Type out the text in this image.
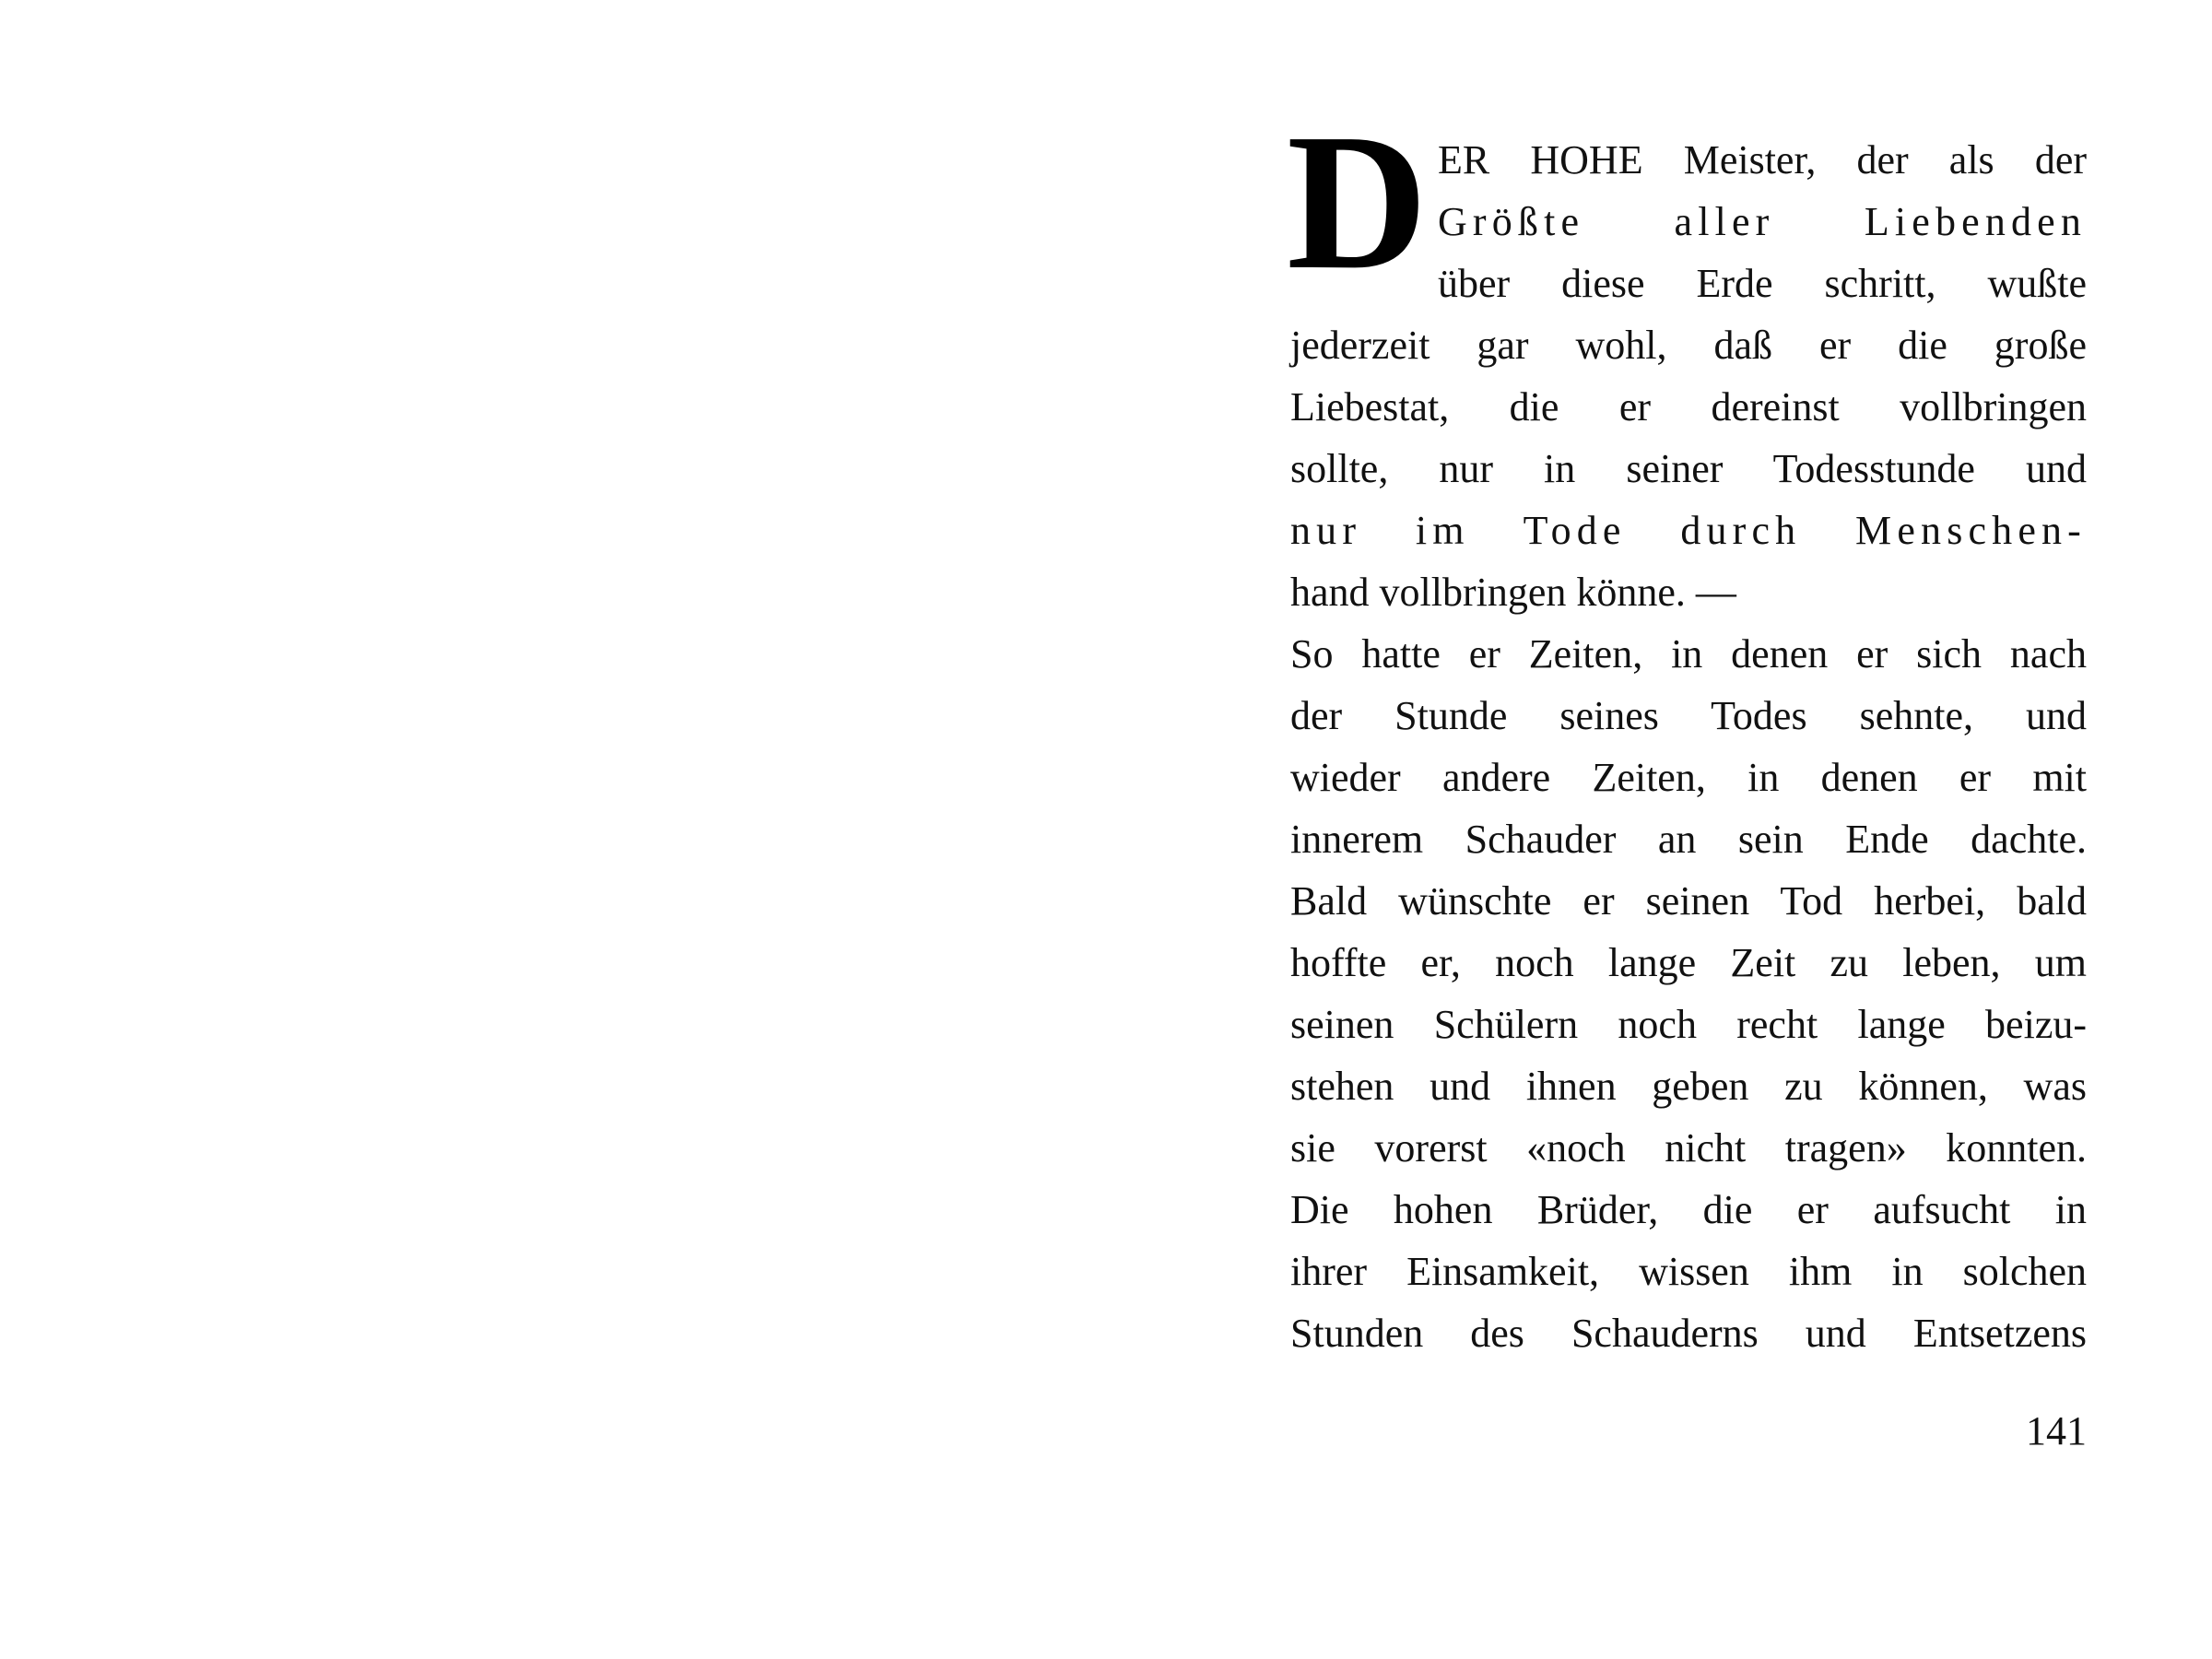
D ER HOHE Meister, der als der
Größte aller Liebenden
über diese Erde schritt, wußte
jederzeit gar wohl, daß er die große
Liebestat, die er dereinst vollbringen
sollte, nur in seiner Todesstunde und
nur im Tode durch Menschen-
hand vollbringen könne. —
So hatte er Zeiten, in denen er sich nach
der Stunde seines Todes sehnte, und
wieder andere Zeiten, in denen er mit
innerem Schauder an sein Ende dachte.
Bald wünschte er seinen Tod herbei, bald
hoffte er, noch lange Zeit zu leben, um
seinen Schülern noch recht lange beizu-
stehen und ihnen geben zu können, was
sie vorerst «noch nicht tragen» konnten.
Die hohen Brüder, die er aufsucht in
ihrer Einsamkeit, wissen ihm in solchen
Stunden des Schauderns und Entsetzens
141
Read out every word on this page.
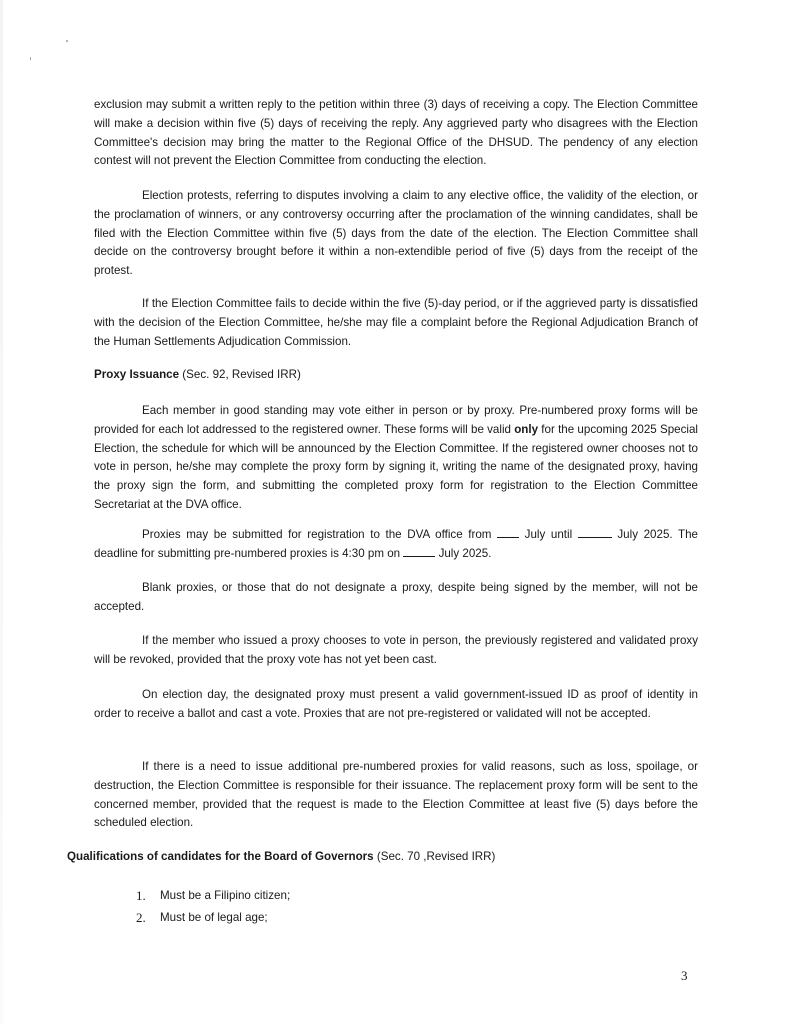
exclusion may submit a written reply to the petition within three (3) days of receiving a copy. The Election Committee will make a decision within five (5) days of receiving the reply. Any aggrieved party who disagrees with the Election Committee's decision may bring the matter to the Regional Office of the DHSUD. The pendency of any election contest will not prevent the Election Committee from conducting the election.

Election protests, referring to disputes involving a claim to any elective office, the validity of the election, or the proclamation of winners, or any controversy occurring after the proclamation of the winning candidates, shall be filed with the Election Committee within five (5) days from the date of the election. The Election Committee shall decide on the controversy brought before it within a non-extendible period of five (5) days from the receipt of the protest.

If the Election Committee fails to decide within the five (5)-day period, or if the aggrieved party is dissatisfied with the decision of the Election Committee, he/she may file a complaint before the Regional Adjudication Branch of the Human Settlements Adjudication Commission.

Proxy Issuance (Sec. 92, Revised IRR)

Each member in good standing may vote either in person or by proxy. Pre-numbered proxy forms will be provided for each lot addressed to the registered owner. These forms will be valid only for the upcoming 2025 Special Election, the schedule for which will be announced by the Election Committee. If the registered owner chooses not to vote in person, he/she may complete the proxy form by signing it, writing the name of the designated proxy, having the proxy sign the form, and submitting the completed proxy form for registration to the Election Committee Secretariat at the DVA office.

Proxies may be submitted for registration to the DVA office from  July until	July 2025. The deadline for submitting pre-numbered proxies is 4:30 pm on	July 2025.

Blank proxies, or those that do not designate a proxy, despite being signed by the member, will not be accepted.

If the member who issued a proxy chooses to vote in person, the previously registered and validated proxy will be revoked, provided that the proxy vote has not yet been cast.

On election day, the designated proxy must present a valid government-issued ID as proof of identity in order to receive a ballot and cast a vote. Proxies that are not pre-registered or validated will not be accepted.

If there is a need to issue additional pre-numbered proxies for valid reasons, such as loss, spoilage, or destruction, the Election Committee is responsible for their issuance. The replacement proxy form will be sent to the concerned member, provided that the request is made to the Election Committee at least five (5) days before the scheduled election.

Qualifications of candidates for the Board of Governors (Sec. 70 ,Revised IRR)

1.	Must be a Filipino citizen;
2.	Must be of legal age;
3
———
§ Problem to work on
Go through the listing above and pull out each line containing the word "noch".

§ Solution for this problem
hoffte er, noch lange Zeit zu leben, um
seinen Schülern noch recht lange beizu-
sie vorerst «noch nicht tragen» konnten.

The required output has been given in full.